%%

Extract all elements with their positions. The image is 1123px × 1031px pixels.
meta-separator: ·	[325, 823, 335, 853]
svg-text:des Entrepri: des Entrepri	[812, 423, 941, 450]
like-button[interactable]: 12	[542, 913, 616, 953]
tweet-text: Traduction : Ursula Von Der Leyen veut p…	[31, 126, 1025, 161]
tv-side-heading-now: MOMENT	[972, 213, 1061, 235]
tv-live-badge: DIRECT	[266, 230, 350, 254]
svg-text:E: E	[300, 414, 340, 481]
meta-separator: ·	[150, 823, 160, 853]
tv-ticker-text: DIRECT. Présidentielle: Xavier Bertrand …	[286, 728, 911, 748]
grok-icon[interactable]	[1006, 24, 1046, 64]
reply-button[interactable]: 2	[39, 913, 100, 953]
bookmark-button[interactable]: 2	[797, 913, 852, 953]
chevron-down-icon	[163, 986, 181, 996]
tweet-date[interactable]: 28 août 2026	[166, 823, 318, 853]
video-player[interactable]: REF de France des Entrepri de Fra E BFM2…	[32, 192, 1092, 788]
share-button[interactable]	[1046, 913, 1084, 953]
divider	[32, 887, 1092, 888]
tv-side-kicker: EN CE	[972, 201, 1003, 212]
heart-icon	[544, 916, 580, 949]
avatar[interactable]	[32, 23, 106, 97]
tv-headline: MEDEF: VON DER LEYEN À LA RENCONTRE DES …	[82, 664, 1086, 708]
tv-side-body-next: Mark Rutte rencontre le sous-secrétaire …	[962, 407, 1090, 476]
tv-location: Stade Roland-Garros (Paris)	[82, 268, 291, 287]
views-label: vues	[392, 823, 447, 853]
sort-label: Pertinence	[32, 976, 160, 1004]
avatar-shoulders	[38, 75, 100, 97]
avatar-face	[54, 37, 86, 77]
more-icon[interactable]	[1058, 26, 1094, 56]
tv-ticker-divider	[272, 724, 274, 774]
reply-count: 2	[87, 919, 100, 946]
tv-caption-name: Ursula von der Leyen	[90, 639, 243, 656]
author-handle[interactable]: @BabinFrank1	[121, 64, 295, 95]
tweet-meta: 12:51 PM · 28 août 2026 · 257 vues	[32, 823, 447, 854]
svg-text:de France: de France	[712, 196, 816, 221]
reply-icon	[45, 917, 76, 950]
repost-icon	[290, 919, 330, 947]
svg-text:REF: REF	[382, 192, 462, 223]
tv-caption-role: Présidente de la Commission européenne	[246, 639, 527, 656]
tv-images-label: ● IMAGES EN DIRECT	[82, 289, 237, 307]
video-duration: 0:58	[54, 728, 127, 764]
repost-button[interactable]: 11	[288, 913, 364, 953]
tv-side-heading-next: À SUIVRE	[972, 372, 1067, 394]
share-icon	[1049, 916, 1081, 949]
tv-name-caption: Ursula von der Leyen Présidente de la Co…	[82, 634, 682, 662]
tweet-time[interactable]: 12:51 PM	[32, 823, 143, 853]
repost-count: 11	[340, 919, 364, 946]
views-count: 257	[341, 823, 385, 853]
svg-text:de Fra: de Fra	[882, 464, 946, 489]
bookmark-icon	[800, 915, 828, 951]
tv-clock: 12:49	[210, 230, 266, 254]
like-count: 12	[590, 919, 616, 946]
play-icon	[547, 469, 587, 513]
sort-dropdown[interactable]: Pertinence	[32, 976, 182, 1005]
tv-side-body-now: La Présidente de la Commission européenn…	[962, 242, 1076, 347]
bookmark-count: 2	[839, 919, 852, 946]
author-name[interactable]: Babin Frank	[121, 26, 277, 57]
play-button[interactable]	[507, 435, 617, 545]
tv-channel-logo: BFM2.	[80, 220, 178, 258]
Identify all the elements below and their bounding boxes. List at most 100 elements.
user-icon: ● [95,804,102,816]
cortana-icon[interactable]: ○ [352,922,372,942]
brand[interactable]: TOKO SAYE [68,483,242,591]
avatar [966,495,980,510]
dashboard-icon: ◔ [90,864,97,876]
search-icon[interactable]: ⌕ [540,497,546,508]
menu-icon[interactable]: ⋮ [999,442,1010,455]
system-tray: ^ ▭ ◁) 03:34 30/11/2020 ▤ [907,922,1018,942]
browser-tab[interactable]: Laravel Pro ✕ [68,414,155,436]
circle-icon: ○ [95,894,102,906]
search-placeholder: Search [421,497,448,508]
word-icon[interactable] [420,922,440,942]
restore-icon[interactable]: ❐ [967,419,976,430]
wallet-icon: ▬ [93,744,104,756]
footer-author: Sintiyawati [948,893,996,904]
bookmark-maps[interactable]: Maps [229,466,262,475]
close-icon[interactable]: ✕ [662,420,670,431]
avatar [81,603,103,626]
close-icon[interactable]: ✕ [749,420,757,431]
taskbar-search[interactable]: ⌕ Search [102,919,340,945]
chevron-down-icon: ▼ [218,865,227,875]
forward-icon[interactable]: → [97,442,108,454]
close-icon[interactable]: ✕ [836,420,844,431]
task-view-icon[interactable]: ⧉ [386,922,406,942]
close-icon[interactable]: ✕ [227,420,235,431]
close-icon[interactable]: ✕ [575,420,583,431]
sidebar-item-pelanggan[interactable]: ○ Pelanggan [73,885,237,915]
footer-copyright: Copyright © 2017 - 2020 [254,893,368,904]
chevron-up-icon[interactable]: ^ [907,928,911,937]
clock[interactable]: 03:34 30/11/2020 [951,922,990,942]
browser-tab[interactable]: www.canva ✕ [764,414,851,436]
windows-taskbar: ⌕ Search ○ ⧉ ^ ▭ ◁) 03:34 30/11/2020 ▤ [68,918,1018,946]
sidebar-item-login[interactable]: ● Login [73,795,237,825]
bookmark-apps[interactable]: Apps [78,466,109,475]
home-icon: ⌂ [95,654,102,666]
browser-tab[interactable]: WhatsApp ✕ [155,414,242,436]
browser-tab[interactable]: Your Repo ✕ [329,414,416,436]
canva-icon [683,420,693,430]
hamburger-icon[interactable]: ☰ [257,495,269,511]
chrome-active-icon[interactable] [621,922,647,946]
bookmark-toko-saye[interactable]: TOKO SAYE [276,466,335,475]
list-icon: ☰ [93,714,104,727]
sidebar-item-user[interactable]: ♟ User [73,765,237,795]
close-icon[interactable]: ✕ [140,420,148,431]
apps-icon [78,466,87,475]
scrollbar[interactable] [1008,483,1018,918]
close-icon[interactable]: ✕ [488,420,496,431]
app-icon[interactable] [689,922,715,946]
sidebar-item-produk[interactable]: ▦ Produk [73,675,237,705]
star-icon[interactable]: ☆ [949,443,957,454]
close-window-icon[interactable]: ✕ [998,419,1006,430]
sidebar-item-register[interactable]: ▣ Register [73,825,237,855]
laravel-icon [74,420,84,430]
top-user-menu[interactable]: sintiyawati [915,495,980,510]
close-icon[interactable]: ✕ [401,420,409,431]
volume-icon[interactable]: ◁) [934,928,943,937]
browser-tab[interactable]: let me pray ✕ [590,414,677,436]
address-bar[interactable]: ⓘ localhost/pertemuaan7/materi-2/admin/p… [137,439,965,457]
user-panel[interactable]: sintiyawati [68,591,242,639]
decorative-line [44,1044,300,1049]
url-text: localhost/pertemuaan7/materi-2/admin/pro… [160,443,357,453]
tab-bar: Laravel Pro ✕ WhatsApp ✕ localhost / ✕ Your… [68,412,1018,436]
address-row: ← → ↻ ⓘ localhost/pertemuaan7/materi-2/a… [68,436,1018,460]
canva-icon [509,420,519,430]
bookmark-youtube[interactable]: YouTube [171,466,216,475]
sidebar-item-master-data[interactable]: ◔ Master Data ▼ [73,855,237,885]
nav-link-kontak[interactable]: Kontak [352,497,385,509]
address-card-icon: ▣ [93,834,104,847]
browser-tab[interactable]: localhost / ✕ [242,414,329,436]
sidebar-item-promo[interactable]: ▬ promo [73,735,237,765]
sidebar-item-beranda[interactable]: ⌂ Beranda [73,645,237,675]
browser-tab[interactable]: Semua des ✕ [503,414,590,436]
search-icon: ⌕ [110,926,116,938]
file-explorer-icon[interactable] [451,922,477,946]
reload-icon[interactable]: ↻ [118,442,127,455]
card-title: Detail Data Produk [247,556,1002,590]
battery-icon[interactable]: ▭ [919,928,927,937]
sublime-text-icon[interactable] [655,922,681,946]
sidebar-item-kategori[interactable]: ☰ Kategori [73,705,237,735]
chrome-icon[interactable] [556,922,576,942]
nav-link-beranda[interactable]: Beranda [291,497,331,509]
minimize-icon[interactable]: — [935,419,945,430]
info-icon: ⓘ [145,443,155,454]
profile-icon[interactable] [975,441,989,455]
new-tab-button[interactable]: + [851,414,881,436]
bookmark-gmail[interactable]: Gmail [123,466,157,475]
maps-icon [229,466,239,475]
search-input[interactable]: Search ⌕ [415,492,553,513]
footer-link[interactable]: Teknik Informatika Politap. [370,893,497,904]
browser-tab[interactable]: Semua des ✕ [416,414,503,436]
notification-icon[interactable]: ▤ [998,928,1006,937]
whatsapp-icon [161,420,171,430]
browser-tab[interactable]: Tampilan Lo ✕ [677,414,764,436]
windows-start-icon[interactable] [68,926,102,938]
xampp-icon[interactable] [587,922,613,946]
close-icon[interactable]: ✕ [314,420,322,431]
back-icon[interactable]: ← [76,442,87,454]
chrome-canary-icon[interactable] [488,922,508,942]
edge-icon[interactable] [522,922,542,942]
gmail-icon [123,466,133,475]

%%

- 요구 사항 -
자료의 첫 줄부터 "230, 350, 254]"이(가) 들어 있는 줄까지를 양 끝 줄을 포함하여 한 글자도 바꾸지 말고 다시 출력하시오.

- 최종 결과 -
Extract all elements with their positions. The image is 1123px × 1031px pixels.
meta-separator: ·	[325, 823, 335, 853]
svg-text:des Entrepri: des Entrepri	[812, 423, 941, 450]
like-button[interactable]: 12	[542, 913, 616, 953]
tweet-text: Traduction : Ursula Von Der Leyen veut p…	[31, 126, 1025, 161]
tv-side-heading-now: MOMENT	[972, 213, 1061, 235]
tv-live-badge: DIRECT	[266, 230, 350, 254]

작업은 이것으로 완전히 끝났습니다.